# TASK PROMPT
Read through the entries below and return each line with the word "KAPITLET".

═════ DATASET ═════

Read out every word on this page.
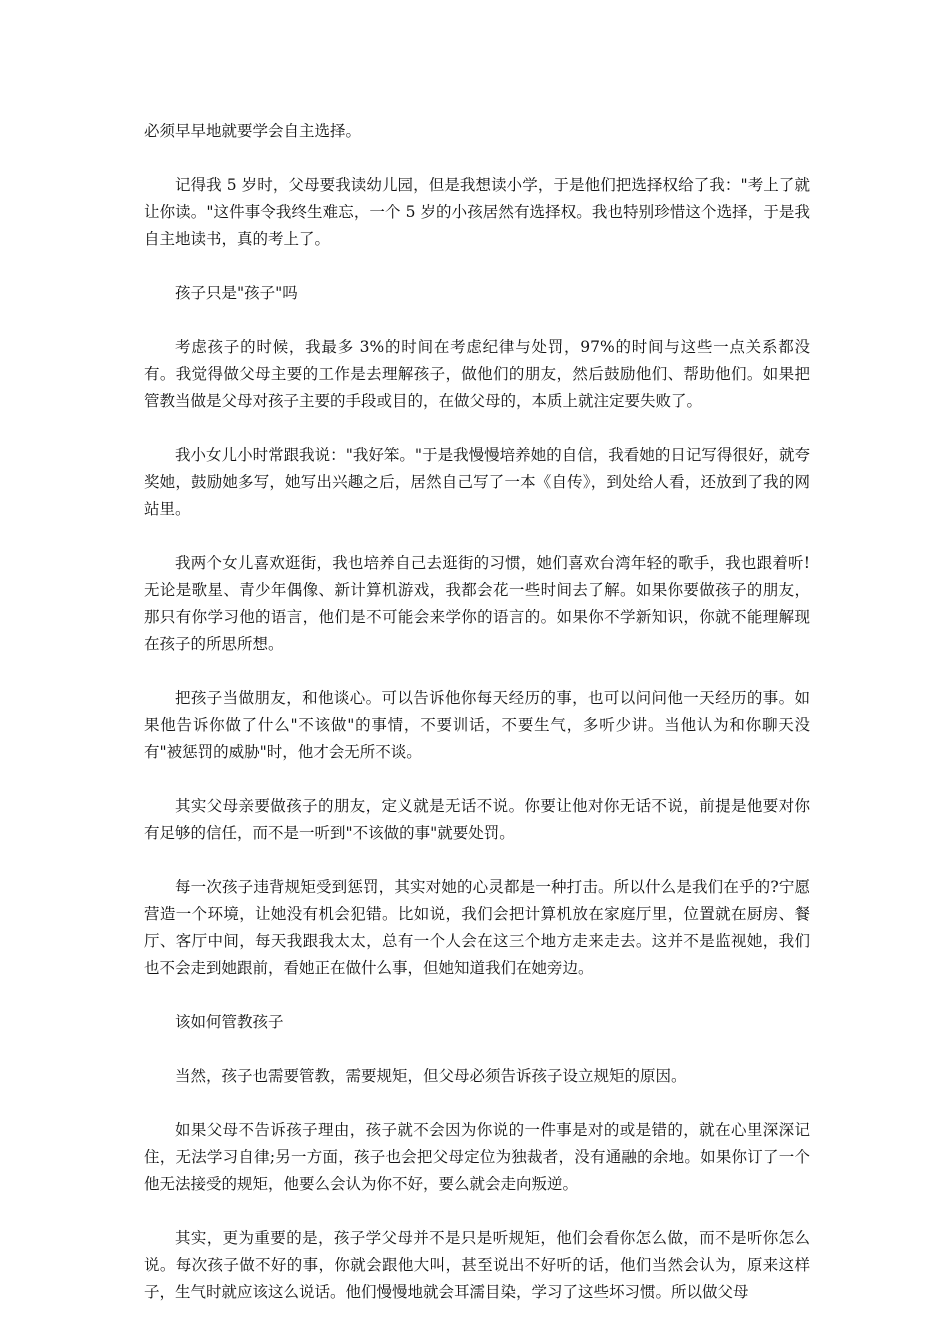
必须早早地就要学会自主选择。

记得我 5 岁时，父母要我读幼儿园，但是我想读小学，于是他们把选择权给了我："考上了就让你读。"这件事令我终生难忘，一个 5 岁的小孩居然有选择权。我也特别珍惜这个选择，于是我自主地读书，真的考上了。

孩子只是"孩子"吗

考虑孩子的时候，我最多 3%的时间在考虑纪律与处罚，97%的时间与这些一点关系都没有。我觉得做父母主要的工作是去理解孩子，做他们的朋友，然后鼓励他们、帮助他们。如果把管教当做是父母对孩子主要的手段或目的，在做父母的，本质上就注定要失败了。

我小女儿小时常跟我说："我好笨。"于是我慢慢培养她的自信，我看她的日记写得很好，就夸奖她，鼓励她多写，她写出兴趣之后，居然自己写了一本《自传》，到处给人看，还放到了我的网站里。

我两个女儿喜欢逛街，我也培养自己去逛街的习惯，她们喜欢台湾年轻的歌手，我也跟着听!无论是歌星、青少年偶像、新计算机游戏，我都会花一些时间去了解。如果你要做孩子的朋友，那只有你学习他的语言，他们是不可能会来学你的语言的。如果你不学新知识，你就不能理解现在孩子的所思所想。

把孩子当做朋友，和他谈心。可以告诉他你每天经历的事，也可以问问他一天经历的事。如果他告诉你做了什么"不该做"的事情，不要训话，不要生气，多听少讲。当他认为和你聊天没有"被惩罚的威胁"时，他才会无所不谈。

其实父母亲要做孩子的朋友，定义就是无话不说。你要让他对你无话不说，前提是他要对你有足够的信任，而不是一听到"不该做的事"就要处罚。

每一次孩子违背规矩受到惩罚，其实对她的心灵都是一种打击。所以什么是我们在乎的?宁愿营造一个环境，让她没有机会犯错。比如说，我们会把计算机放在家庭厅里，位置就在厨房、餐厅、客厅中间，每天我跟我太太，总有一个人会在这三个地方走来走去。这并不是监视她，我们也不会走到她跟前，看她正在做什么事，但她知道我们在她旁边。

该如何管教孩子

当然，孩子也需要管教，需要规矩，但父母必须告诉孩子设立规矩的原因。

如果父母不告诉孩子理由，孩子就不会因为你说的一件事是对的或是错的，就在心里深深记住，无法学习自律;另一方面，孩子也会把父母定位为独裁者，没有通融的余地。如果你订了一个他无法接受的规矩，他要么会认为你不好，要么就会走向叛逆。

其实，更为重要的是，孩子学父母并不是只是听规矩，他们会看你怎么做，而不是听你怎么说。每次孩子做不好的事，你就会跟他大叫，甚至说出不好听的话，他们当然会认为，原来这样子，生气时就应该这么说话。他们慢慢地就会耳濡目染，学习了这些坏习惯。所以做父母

═════
═════ DATASET ═════

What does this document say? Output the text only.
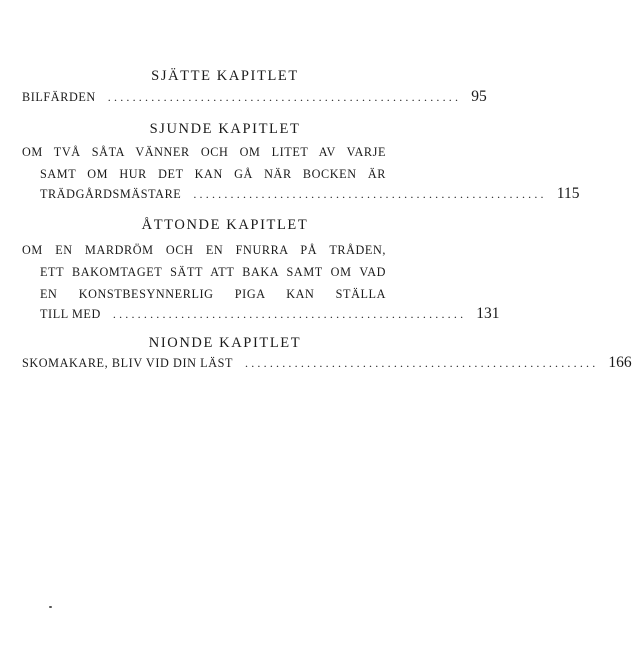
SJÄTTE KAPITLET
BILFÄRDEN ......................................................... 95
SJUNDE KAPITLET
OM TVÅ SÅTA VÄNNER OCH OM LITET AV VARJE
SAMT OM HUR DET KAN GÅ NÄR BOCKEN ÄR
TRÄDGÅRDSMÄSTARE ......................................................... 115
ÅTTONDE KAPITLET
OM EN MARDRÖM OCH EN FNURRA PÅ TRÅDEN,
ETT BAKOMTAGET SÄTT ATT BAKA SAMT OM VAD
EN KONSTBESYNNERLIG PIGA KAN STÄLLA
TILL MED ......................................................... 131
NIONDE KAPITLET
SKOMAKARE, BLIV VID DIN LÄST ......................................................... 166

═════

# SOLUTION
SJÄTTE KAPITLET
SJUNDE KAPITLET
ÅTTONDE KAPITLET
NIONDE KAPITLET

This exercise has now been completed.